▶ **YOUR ASSIGNMENT**:
Where does the word "such" occur in the data below? Copy each line that holds it.

▶ **SUPPLIED DATA**:
Segment Open

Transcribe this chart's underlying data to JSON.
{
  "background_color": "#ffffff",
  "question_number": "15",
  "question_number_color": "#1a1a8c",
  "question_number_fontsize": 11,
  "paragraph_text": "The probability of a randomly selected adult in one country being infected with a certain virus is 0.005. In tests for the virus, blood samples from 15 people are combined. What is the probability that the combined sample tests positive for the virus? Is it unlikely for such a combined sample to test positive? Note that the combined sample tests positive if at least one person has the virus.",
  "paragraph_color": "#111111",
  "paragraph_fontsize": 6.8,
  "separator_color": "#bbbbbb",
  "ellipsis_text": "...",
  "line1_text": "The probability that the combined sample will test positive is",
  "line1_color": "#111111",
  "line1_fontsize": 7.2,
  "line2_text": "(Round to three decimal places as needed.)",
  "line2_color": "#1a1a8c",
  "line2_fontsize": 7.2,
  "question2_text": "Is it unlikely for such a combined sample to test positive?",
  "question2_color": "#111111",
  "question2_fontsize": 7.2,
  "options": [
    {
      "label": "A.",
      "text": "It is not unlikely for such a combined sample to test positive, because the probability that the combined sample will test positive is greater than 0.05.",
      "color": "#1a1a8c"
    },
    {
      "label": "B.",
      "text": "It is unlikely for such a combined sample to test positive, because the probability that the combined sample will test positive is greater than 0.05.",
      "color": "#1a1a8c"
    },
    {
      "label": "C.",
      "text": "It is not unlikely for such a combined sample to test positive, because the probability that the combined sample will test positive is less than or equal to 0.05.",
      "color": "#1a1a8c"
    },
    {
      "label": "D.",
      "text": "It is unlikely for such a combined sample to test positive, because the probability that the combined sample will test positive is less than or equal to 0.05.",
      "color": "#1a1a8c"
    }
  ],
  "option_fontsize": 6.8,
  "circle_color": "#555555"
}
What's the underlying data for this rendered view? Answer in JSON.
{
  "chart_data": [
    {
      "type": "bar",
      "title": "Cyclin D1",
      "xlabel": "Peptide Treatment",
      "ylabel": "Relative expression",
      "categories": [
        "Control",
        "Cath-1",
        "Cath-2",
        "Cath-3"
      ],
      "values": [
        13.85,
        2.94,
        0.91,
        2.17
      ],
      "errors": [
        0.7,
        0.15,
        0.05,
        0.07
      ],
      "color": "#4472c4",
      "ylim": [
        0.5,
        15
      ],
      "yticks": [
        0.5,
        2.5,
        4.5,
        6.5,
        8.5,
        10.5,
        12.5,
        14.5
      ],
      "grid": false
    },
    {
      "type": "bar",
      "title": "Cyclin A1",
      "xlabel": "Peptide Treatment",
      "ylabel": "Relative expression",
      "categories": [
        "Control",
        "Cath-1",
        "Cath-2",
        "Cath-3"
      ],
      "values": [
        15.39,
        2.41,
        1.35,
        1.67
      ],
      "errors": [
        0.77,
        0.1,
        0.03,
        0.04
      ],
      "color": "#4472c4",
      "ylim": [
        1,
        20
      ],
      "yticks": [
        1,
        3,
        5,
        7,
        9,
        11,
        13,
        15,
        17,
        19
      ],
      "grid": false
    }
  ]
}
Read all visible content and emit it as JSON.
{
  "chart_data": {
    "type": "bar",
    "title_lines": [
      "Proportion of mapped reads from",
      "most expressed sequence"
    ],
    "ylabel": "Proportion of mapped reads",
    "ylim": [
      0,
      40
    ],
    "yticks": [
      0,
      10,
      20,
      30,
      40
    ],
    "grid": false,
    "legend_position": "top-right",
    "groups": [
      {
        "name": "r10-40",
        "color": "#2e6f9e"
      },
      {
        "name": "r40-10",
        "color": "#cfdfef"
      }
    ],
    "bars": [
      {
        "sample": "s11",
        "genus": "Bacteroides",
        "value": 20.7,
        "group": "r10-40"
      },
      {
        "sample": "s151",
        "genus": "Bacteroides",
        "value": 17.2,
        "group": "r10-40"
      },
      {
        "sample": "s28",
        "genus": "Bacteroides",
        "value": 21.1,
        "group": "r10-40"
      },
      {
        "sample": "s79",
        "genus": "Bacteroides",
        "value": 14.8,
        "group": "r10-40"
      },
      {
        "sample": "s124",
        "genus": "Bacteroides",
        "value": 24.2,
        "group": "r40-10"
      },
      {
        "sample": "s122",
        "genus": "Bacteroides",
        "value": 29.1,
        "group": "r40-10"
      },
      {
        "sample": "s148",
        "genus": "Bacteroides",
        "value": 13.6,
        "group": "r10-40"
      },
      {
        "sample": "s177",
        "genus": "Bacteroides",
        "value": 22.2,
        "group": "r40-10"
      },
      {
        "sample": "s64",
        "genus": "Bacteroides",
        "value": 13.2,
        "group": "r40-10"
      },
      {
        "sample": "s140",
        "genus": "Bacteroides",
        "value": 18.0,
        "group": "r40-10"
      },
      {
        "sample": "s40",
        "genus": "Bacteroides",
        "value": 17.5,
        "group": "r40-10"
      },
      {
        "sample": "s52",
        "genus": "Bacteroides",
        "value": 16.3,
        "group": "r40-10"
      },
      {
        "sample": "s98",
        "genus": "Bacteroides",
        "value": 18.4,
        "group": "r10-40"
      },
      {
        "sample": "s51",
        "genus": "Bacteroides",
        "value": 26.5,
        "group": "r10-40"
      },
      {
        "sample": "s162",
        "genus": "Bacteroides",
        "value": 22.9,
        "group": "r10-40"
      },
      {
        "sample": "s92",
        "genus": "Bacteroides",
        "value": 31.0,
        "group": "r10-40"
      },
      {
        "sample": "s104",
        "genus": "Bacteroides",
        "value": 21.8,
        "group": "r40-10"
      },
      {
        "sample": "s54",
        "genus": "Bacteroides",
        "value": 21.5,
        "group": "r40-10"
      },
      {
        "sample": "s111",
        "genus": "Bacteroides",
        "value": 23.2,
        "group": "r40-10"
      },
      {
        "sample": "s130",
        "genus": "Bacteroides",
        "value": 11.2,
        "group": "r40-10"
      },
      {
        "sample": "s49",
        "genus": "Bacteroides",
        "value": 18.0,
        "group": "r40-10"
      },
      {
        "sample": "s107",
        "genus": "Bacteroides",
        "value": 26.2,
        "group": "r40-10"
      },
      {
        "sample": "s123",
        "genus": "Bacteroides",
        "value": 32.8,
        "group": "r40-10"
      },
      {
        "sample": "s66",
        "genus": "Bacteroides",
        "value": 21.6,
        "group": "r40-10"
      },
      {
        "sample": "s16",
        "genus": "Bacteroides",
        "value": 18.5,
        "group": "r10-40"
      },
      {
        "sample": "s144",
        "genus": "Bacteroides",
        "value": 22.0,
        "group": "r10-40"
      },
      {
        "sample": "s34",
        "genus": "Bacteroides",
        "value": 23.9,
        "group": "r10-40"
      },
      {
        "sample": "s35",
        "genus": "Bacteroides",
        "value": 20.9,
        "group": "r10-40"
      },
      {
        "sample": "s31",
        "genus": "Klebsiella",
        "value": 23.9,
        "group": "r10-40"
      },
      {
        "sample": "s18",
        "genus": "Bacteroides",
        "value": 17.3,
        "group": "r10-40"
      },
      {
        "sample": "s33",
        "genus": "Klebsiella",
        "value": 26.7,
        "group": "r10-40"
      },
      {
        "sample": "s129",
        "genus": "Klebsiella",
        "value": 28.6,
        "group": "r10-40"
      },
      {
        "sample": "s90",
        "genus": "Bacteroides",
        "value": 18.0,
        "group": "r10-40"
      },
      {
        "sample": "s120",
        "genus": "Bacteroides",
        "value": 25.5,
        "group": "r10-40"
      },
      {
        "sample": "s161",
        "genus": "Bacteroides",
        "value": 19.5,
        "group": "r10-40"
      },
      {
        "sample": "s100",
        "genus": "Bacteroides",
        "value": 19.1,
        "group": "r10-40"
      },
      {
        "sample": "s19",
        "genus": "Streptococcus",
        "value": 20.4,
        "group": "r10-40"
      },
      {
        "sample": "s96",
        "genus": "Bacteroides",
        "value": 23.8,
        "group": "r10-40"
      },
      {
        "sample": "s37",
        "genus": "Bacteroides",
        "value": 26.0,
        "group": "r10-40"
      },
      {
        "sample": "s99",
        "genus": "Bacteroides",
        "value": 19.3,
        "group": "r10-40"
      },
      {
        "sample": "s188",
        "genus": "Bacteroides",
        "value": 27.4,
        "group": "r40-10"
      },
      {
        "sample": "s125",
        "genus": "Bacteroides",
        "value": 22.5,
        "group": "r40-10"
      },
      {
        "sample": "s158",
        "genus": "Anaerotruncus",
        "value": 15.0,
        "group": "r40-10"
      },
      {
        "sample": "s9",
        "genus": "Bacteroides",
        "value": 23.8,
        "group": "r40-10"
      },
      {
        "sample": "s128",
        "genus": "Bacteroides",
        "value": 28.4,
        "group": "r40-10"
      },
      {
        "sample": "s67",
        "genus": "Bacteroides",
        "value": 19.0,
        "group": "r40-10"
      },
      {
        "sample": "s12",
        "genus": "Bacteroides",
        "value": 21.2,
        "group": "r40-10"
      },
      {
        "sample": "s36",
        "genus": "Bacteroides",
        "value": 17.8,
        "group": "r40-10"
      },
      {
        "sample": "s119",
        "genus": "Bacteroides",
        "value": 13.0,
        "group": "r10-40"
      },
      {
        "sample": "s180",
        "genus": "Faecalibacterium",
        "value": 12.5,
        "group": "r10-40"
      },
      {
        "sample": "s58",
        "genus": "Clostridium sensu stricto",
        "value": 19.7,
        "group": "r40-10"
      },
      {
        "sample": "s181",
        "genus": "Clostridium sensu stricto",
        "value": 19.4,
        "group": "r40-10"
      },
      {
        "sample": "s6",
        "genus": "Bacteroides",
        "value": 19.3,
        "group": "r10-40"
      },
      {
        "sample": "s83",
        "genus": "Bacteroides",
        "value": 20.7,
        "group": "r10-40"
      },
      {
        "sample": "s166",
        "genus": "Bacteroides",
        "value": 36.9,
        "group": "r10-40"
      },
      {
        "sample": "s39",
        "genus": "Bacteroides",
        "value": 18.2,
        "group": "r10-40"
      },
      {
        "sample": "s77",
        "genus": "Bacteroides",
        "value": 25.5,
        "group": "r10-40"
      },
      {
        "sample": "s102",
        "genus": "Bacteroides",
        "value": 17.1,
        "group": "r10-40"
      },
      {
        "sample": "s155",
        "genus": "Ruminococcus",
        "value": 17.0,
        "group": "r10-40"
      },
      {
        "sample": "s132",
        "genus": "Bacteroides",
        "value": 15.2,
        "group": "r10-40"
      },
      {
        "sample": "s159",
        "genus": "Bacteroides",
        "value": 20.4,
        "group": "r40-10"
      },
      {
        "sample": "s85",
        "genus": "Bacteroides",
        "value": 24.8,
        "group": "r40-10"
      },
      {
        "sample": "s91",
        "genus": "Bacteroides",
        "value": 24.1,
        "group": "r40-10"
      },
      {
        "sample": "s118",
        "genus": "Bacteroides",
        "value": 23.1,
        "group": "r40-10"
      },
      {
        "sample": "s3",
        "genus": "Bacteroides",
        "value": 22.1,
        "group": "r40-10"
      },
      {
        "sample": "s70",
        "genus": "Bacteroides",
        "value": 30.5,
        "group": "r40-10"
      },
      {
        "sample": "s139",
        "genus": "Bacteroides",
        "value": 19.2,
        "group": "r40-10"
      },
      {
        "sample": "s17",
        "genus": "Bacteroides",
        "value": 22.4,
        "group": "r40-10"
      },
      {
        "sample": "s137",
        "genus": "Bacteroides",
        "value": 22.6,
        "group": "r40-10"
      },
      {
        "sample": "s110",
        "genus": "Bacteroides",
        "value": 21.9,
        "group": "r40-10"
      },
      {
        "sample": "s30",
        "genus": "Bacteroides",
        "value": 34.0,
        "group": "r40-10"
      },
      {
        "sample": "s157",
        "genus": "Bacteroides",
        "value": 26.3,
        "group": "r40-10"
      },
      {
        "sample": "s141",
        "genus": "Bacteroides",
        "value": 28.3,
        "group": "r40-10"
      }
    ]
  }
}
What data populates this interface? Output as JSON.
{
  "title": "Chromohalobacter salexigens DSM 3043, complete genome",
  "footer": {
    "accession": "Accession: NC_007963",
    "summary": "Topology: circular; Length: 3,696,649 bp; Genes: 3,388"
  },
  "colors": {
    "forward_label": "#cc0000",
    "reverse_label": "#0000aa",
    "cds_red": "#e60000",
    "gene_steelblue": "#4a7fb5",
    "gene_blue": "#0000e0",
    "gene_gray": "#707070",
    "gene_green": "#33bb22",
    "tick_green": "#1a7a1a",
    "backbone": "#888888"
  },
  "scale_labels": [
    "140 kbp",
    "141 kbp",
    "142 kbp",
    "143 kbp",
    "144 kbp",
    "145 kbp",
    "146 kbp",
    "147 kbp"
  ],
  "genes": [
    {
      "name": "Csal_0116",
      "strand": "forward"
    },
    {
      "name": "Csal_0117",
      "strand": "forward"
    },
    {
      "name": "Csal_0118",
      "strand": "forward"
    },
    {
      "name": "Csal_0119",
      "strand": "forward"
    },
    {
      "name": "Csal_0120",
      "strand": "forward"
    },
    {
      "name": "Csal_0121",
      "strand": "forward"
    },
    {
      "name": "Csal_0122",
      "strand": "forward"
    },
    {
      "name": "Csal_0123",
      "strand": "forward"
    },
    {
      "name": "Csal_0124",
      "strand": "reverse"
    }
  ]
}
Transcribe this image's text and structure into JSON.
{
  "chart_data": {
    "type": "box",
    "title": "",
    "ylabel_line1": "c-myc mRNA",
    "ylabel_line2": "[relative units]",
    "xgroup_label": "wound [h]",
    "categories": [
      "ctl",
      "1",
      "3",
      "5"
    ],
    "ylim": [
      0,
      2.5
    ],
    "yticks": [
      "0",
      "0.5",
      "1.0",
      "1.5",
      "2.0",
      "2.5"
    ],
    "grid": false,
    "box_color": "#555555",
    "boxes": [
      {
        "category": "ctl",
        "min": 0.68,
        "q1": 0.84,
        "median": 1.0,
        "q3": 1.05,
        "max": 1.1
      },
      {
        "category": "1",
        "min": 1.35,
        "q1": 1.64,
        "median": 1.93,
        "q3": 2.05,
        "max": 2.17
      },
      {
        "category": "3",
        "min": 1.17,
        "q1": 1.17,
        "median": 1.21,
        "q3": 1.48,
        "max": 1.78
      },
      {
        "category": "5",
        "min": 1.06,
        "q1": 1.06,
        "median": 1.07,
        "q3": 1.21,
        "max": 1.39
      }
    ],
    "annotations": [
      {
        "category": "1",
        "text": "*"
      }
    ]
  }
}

Segment Closed

▶ **SOLUTION FOR THIS EXERCISE**:
  "paragraph_text": "The probability of a randomly selected adult in one country being infected with a certain virus is 0.005. In tests for the virus, blood samples from 15 people are combined. What is the probability that the combined sample tests positive for the virus? Is it unlikely for such a combined sample to test positive? Note that the combined sample tests positive if at least one person has the virus.",
  "question2_text": "Is it unlikely for such a combined sample to test positive?",
      "text": "It is not unlikely for such a combined sample to test positive, because the probability that the combined sample will test positive is greater than 0.05.",
      "text": "It is unlikely for such a combined sample to test positive, because the probability that the combined sample will test positive is greater than 0.05.",
      "text": "It is not unlikely for such a combined sample to test positive, because the probability that the combined sample will test positive is less than or equal to 0.05.",
      "text": "It is unlikely for such a combined sample to test positive, because the probability that the combined sample will test positive is less than or equal to 0.05.",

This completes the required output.